## What is expected
Identify the lines containing the word "области". Copy each one.

Stored data entries:
☆ ☆ ☆ ☆ ☆

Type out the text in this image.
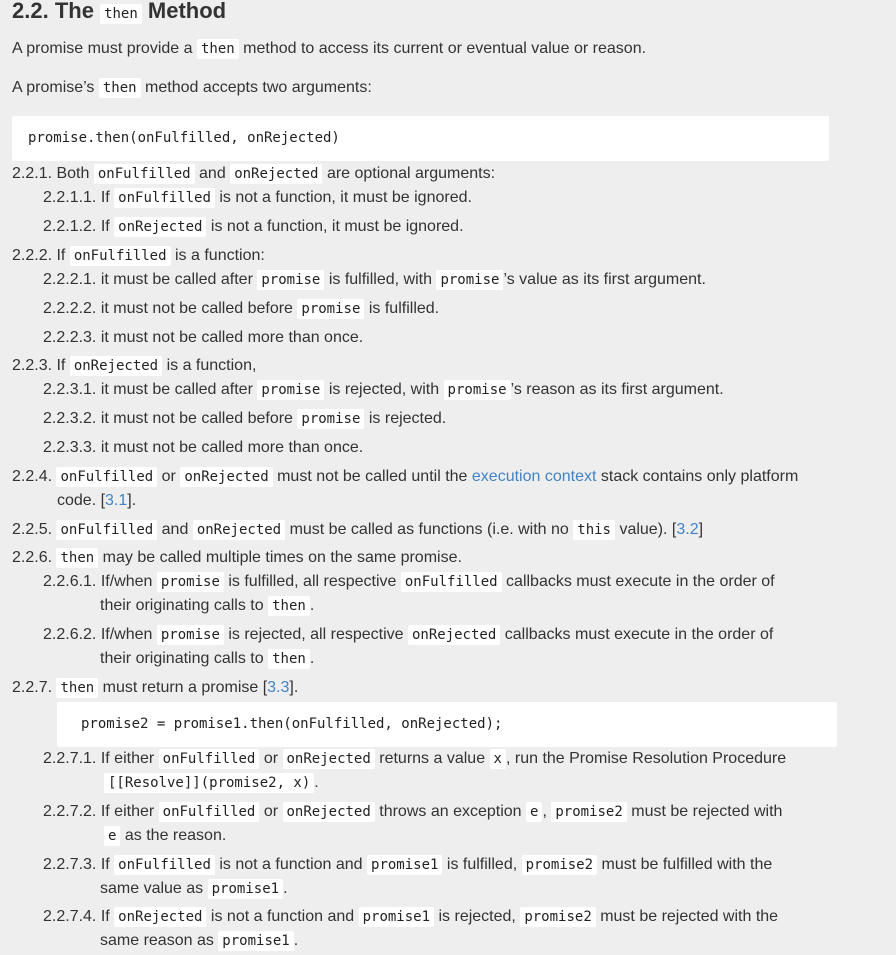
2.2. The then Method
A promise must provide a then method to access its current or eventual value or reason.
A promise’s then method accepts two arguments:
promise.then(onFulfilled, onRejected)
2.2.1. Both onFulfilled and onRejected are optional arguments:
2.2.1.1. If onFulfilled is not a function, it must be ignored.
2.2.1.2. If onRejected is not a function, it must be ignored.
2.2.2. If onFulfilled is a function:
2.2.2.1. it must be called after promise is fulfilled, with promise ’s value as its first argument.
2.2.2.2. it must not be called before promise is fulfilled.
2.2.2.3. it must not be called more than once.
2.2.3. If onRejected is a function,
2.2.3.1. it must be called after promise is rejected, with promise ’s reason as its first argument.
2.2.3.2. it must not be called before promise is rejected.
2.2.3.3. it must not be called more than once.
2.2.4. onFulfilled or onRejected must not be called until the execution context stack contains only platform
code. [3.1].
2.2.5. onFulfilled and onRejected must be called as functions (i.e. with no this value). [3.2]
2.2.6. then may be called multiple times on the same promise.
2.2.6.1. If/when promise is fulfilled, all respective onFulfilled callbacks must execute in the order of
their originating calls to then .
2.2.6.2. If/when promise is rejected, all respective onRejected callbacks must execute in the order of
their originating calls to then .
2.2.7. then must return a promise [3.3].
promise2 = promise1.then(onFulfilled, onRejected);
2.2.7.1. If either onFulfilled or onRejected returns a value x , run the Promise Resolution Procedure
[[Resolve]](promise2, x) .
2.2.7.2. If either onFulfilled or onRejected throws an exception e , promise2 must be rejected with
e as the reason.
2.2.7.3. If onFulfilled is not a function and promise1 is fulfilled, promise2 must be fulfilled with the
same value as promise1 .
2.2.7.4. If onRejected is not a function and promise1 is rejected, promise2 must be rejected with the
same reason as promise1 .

☆ ☆ ☆ ☆ ☆

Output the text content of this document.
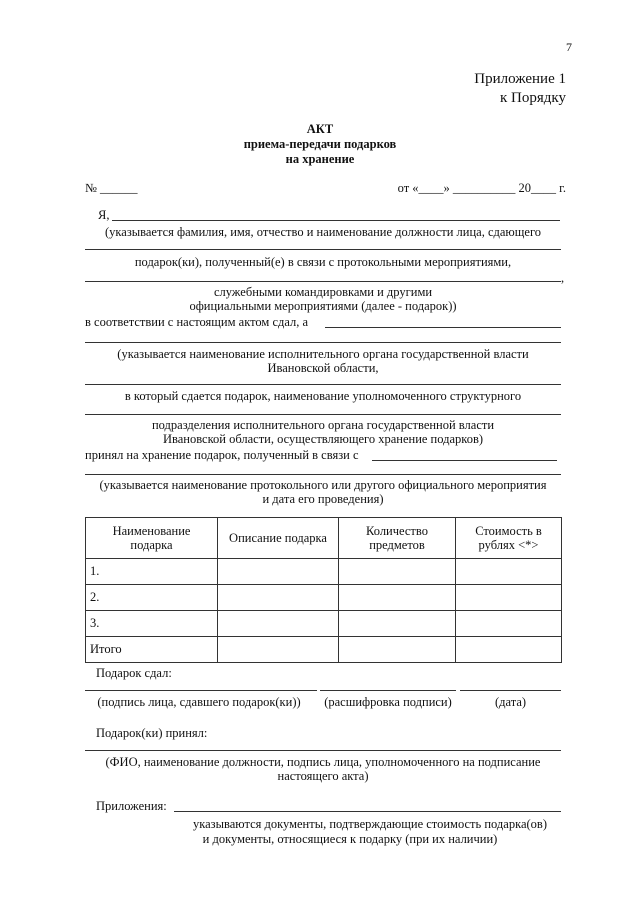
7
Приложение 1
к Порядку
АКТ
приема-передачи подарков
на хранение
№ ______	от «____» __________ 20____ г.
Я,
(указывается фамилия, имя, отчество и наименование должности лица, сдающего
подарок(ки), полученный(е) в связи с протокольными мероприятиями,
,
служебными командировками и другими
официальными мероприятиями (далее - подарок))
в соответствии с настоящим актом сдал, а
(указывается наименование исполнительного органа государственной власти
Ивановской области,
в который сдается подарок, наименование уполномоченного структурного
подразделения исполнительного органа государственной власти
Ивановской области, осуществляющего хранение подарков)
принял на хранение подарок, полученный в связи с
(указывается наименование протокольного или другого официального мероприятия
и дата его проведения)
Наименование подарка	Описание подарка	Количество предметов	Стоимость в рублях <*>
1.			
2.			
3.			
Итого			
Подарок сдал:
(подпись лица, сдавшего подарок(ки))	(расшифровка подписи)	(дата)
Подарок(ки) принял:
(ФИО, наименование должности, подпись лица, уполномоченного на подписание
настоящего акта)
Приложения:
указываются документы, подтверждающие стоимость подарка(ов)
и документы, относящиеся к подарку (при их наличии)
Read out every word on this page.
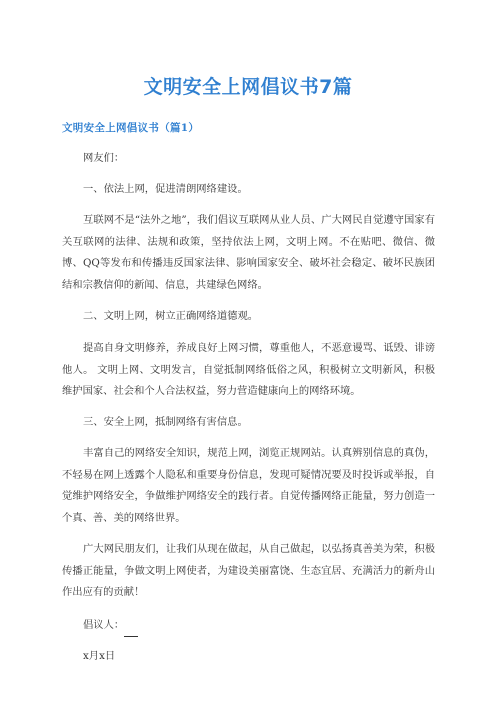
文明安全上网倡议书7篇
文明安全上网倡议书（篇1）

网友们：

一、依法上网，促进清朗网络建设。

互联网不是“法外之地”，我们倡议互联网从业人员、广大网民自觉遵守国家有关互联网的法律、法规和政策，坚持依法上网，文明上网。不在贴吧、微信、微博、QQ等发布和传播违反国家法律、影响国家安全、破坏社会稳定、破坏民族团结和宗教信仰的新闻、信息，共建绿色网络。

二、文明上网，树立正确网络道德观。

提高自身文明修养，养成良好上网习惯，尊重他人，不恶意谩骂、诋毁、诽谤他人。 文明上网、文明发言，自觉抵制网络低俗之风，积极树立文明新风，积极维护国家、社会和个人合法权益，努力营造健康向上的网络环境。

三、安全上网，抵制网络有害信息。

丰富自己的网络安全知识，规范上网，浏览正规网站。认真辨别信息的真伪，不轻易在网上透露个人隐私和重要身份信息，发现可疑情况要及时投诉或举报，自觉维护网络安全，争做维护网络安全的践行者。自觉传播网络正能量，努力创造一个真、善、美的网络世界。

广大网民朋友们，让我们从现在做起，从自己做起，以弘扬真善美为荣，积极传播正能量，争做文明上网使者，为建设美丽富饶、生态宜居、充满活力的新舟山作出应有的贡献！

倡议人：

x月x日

☆ ☆ ☆ ☆ ☆

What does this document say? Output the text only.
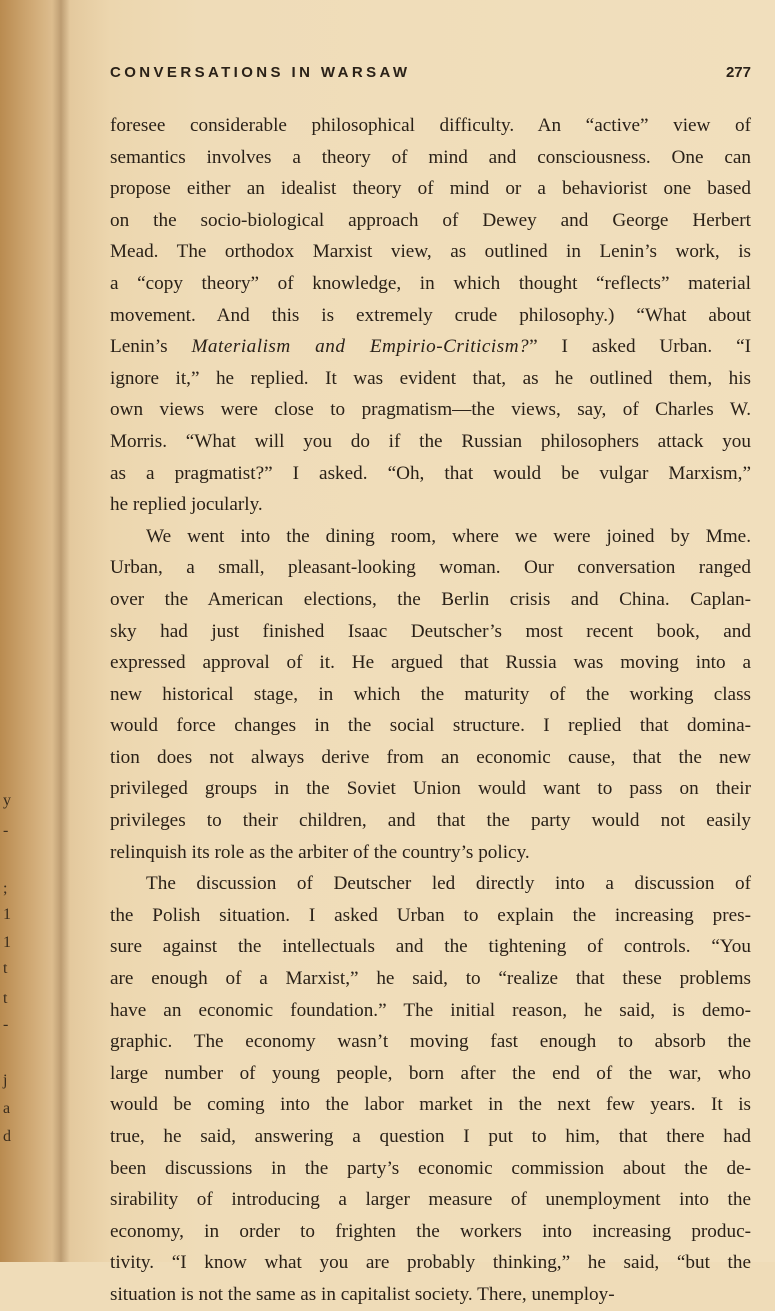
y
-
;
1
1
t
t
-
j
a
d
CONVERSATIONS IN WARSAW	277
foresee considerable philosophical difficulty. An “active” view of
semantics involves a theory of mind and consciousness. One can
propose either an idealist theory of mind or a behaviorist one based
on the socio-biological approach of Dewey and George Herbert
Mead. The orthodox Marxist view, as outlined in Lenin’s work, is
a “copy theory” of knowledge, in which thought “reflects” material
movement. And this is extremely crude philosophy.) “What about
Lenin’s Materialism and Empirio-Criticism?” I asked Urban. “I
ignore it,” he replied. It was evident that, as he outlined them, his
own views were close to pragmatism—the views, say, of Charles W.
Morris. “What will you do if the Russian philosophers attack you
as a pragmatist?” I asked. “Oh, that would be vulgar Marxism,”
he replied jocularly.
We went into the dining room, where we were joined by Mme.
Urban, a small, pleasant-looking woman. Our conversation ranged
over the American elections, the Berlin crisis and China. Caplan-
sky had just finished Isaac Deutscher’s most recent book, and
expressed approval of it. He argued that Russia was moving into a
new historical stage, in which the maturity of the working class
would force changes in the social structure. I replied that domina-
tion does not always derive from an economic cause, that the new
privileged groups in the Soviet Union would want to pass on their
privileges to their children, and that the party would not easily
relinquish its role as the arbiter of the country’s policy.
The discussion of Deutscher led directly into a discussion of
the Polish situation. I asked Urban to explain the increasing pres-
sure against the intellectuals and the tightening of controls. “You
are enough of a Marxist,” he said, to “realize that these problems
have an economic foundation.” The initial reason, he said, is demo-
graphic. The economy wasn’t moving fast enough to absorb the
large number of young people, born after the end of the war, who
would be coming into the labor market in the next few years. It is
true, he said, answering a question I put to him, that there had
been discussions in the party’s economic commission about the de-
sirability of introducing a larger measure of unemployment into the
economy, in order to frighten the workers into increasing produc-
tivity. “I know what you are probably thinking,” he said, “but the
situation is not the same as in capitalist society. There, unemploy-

☆ ☆ ☆ ☆ ☆

## Written response
Ивановской области,
Ивановской области, осуществляющего хранение подарков)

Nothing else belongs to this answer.